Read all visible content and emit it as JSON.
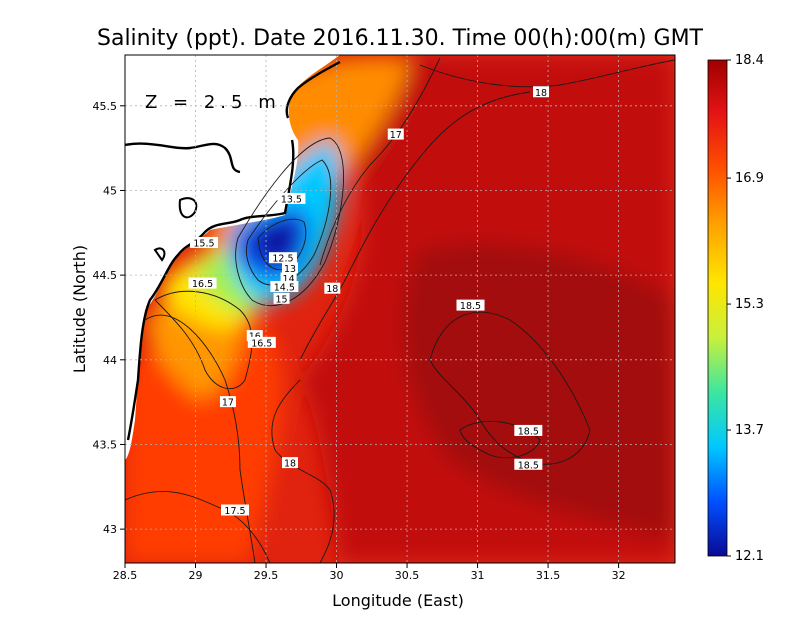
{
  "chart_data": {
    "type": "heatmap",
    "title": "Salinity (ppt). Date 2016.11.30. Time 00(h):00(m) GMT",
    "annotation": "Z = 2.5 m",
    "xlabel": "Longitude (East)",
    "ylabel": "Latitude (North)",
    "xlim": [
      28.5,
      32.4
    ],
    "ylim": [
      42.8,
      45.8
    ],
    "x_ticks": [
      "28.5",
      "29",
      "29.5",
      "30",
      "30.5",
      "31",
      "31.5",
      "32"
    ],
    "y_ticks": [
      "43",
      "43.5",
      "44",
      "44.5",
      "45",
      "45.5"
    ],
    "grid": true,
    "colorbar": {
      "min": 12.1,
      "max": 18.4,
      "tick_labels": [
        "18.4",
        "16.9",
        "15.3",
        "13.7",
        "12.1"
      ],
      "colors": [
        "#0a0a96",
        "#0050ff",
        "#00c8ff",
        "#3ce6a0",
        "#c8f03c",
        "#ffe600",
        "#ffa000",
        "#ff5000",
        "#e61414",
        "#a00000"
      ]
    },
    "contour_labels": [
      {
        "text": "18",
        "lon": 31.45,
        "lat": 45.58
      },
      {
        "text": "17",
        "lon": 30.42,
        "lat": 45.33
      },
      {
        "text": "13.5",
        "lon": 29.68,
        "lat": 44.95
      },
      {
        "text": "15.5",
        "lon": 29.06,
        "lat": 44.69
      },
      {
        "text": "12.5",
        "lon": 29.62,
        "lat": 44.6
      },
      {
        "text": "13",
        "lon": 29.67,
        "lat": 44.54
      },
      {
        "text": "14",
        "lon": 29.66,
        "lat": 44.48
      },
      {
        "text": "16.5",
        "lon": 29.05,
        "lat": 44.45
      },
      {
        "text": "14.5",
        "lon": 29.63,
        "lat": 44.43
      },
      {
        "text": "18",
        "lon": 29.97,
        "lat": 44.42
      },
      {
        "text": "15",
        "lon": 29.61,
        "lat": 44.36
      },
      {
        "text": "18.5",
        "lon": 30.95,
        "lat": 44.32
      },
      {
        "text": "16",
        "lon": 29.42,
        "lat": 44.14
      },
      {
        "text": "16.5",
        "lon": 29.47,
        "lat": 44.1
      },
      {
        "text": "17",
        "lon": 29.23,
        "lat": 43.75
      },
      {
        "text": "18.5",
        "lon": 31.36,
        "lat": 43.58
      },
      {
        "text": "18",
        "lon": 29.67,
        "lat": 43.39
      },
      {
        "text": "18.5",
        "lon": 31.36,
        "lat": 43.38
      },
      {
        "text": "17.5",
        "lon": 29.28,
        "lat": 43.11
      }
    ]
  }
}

* * *

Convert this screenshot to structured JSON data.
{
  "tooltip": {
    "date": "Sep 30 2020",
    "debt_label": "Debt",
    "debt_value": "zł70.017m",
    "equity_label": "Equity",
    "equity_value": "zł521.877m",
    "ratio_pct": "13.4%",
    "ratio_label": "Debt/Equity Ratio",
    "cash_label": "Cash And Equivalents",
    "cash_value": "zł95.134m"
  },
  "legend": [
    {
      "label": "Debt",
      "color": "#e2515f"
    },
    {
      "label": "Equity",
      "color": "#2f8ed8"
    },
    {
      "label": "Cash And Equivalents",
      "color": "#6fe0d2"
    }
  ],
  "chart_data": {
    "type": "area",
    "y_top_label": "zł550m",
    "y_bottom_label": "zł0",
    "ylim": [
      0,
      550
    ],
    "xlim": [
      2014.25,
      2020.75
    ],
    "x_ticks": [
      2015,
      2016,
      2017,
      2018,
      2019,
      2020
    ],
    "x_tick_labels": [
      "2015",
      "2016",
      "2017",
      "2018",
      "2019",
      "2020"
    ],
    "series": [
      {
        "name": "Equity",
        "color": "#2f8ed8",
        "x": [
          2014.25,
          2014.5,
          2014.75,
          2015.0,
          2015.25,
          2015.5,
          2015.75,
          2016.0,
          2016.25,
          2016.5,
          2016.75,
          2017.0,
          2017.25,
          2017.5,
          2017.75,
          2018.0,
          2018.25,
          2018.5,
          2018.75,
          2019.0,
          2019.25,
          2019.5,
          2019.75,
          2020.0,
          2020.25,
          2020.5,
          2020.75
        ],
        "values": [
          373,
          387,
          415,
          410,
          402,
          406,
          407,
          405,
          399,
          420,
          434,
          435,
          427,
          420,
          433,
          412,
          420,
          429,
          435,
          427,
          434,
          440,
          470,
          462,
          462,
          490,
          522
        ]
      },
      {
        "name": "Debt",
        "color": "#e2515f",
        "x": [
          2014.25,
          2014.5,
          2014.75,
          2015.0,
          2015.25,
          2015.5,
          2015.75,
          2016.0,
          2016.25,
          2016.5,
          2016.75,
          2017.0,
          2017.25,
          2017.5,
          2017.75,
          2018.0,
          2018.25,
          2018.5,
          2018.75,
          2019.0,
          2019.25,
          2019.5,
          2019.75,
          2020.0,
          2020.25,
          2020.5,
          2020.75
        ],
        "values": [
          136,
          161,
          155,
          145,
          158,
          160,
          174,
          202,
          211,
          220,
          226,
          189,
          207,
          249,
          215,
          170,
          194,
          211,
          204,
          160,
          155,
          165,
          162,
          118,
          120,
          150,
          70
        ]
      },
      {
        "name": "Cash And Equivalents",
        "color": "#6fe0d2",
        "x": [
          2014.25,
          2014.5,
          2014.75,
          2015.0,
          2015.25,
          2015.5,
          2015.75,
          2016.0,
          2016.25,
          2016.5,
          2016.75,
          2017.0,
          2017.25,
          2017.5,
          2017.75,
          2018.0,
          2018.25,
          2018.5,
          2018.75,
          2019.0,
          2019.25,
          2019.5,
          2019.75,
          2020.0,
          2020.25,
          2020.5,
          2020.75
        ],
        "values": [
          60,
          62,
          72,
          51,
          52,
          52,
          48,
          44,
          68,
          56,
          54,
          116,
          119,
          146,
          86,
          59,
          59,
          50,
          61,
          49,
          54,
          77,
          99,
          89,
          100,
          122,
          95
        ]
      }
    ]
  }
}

> REQUEST
Copy out every line from the material above in which the word "Equivalents" appears.

> RESULT BELOW
    "cash_label": "Cash And Equivalents",
      "label": "Cash And Equivalents",
        "name": "Cash And Equivalents",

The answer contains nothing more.